**Task to carry out**
Please report every line from the material that contains the word "JSON".

## START Provided records

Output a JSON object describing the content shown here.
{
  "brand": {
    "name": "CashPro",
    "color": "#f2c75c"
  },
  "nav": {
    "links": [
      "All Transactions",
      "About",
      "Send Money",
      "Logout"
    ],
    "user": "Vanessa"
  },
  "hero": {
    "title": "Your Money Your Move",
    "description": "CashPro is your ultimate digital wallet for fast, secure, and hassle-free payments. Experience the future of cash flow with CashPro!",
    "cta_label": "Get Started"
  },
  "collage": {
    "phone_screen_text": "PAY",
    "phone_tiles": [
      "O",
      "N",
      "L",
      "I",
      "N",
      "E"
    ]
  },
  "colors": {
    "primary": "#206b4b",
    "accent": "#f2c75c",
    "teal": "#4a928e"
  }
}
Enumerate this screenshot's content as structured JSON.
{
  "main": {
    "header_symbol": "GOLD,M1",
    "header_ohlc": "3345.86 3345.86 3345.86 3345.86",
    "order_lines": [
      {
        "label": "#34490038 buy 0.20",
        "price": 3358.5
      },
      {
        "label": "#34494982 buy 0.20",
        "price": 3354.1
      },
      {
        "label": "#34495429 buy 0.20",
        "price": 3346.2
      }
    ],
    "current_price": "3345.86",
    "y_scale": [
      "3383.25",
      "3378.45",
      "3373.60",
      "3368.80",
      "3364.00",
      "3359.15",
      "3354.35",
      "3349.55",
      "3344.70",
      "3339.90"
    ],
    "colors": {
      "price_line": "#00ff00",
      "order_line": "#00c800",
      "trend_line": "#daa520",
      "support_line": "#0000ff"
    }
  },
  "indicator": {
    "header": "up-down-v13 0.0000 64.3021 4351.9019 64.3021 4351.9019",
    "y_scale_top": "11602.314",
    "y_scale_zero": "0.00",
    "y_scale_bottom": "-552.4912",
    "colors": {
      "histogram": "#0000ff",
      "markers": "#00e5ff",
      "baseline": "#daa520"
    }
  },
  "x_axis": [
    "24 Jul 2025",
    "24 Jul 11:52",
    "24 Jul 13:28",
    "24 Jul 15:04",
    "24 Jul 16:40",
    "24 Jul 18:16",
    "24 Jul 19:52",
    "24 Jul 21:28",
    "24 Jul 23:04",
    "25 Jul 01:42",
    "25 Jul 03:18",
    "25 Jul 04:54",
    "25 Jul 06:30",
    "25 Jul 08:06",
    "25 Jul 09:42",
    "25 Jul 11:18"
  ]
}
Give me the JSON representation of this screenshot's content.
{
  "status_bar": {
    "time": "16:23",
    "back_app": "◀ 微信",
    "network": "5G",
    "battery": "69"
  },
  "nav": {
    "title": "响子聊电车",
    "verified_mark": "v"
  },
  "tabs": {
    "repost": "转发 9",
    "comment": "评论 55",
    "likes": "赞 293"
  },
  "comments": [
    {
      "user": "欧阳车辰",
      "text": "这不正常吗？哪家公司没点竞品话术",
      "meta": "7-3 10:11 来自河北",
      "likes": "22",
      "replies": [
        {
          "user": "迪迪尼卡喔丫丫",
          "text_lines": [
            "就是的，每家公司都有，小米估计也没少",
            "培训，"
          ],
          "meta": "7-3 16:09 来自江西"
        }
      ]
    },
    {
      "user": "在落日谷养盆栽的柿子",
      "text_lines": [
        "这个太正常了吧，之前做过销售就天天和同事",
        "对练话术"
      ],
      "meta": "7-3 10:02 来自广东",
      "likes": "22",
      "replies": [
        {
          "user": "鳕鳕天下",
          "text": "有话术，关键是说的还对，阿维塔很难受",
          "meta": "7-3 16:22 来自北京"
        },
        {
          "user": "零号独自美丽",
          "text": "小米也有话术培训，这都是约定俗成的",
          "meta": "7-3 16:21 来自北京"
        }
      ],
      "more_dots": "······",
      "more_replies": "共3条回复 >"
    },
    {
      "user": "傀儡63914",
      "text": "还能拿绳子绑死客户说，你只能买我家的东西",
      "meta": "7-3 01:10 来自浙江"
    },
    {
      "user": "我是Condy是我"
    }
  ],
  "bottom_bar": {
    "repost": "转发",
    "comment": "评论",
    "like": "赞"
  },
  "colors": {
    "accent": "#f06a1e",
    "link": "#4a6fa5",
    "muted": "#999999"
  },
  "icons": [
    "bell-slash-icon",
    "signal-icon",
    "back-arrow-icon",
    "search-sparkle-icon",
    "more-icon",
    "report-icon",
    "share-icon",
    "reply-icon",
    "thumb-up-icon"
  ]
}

## END Provided records

**The reply**
Output a JSON object describing the content shown here.
Enumerate this screenshot's content as structured JSON.
Give me the JSON representation of this screenshot's content.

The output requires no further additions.